* start INFORMATION PROVIDED *

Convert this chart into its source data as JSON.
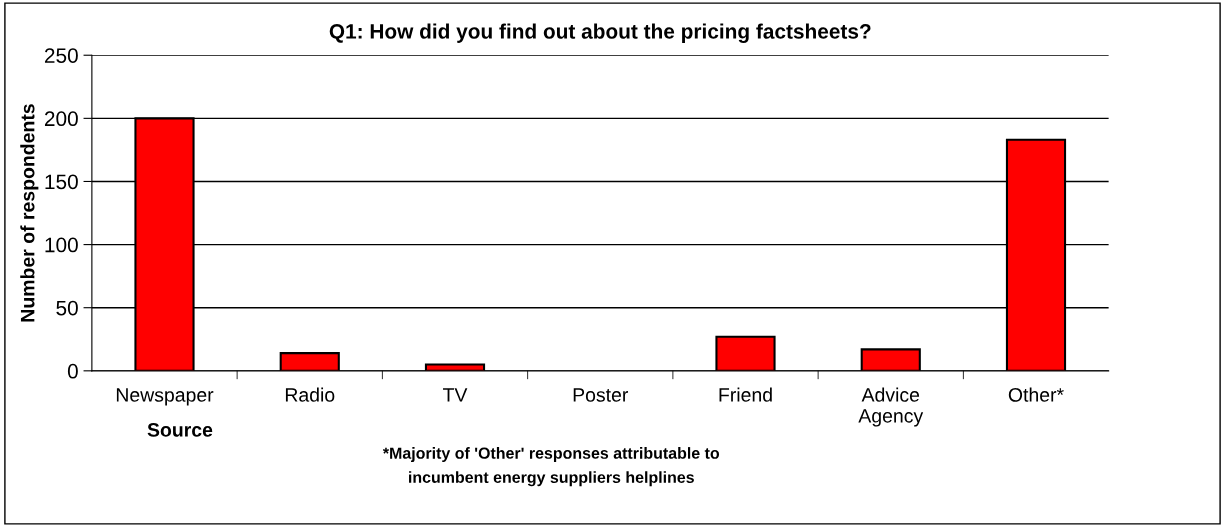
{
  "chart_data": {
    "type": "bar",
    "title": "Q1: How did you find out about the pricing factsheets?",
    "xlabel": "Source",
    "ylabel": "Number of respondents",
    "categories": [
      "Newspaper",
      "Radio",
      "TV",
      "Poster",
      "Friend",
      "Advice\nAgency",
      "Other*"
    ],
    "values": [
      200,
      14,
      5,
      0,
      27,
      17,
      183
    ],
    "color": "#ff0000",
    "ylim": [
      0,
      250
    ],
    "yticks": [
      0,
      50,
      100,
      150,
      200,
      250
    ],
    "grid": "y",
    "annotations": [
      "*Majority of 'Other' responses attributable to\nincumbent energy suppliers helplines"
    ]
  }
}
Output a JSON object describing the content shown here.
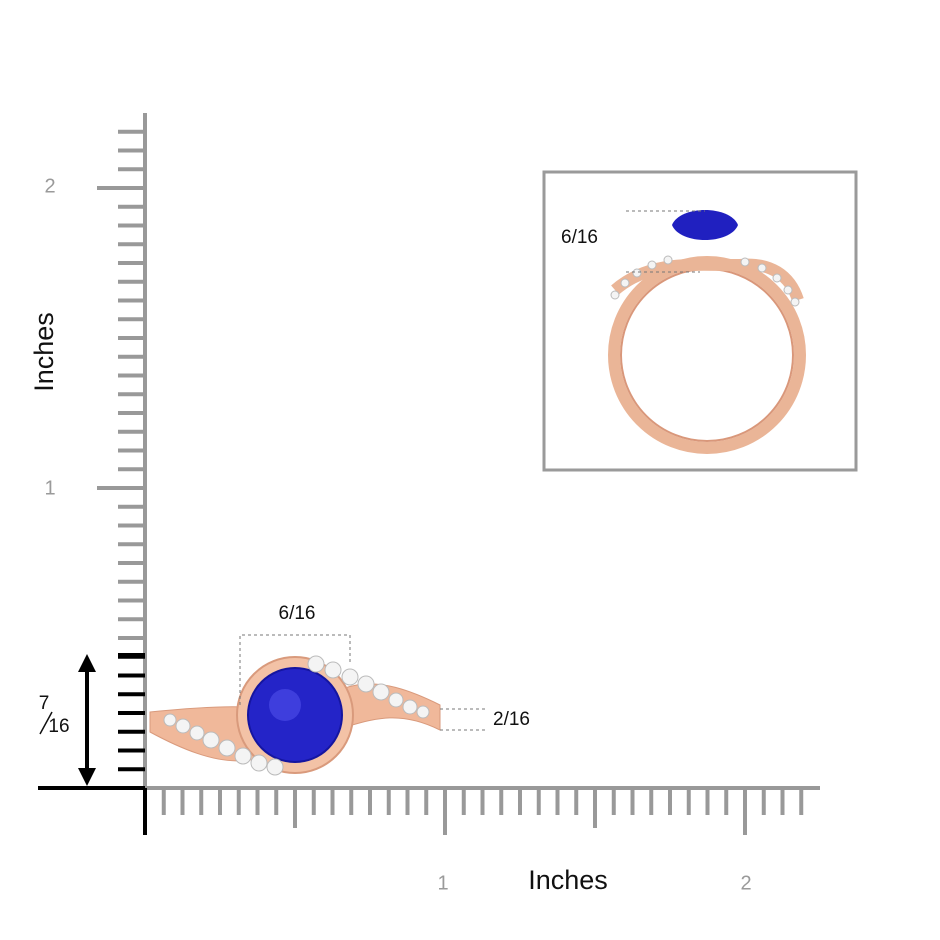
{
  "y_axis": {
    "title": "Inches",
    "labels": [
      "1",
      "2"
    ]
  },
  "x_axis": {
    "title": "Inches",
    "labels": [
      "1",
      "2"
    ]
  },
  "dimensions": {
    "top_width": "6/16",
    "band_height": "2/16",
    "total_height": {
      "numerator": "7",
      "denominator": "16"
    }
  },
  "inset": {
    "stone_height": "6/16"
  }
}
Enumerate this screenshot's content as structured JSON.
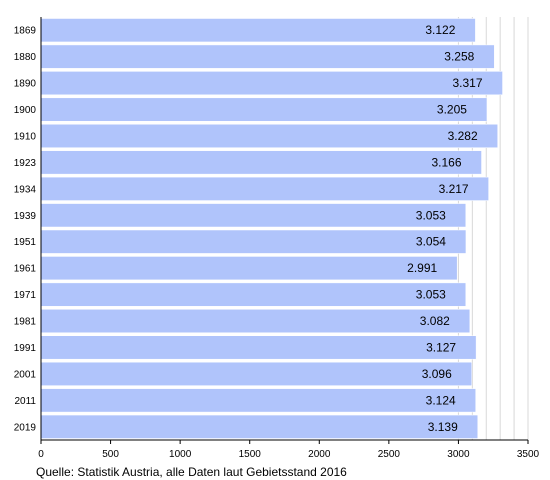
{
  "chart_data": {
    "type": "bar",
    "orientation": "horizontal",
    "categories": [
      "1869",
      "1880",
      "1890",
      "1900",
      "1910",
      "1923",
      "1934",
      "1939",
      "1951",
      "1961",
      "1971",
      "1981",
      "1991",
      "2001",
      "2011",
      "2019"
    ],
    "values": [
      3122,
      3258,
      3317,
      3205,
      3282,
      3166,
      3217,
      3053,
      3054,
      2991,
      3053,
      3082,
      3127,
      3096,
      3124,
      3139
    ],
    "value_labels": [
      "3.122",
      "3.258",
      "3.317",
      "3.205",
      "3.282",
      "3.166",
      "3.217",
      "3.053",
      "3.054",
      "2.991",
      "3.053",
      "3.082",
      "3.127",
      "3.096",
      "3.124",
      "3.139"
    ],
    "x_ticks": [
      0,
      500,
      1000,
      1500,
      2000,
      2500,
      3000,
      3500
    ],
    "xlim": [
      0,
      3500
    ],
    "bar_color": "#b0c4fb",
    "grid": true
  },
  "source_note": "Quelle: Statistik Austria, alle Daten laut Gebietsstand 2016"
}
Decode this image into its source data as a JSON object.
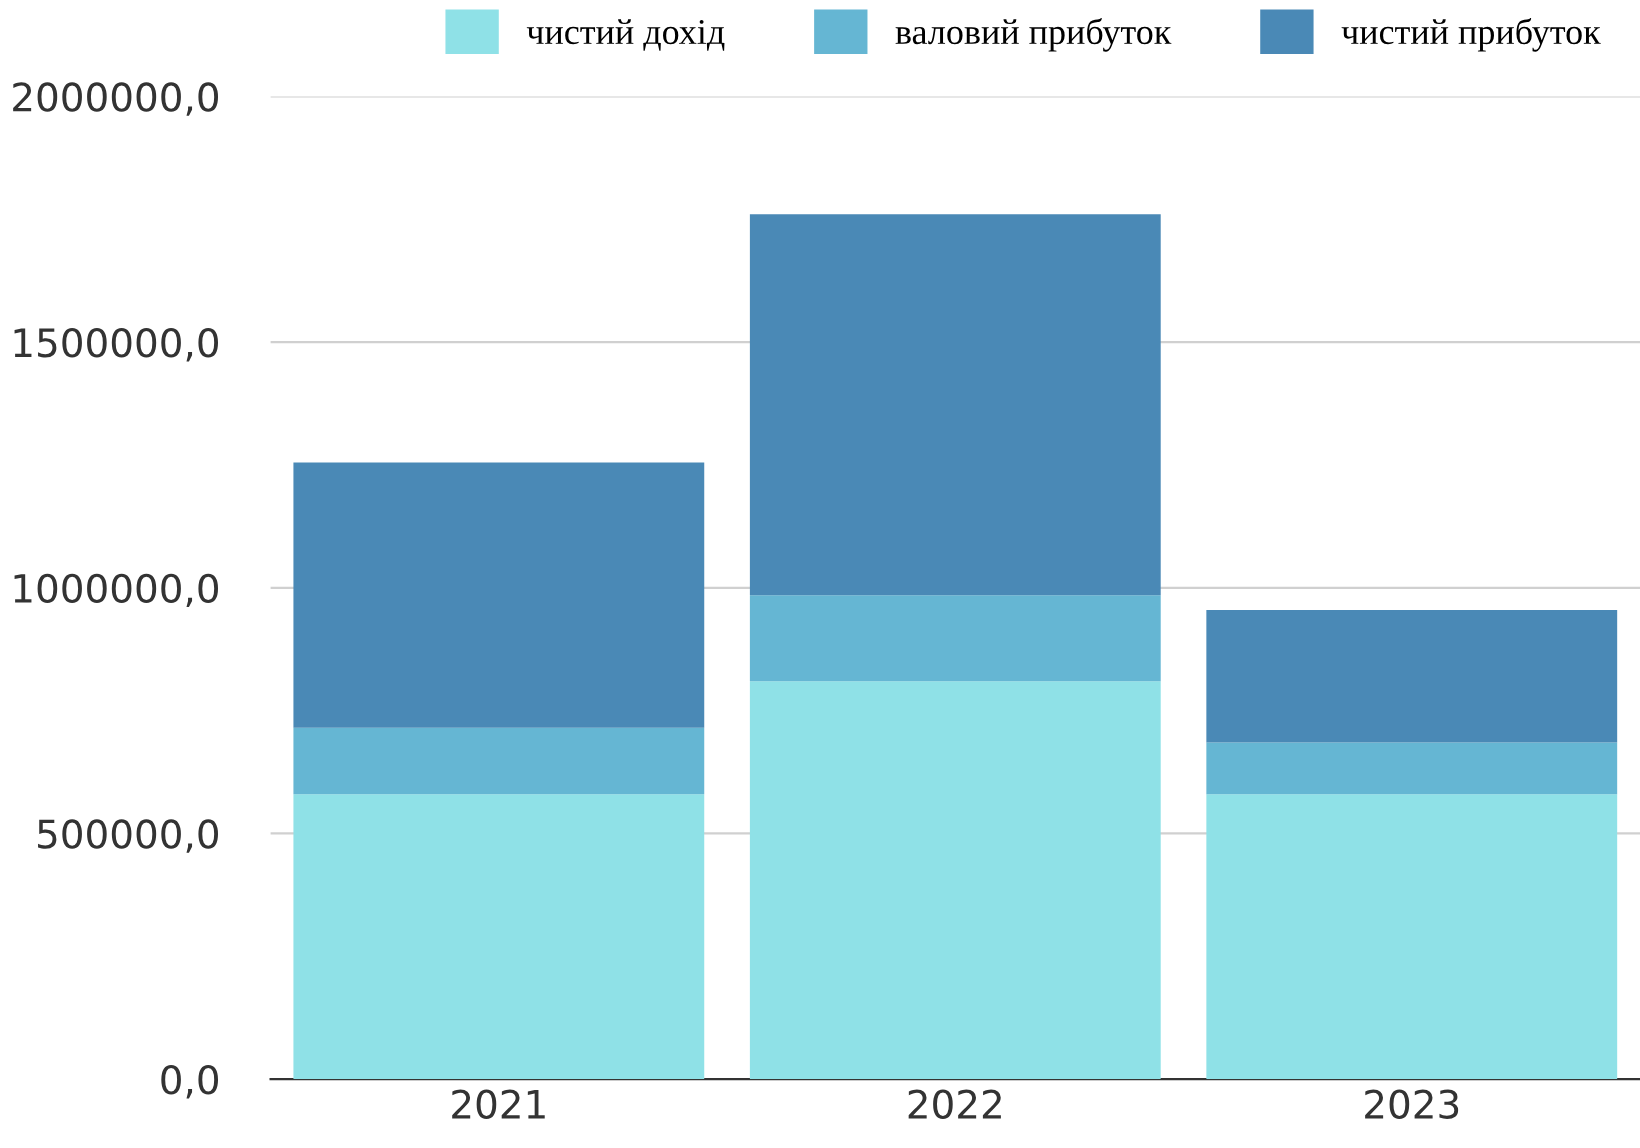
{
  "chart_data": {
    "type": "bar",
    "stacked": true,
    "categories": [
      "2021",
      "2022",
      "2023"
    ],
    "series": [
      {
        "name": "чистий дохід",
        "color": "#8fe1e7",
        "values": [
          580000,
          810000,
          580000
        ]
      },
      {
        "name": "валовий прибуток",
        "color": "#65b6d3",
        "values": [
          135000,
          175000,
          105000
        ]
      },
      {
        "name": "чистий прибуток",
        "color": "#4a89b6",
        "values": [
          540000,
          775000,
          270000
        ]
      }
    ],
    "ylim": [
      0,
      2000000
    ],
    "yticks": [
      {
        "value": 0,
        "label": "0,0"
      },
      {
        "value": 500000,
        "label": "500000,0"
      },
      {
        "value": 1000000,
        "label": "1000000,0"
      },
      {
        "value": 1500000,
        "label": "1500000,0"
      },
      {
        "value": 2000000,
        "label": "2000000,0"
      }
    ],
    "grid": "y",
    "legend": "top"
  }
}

* end INFORMATION PROVIDED *

Read the data above and count the lines that include "JSON". Answer only with the count.

4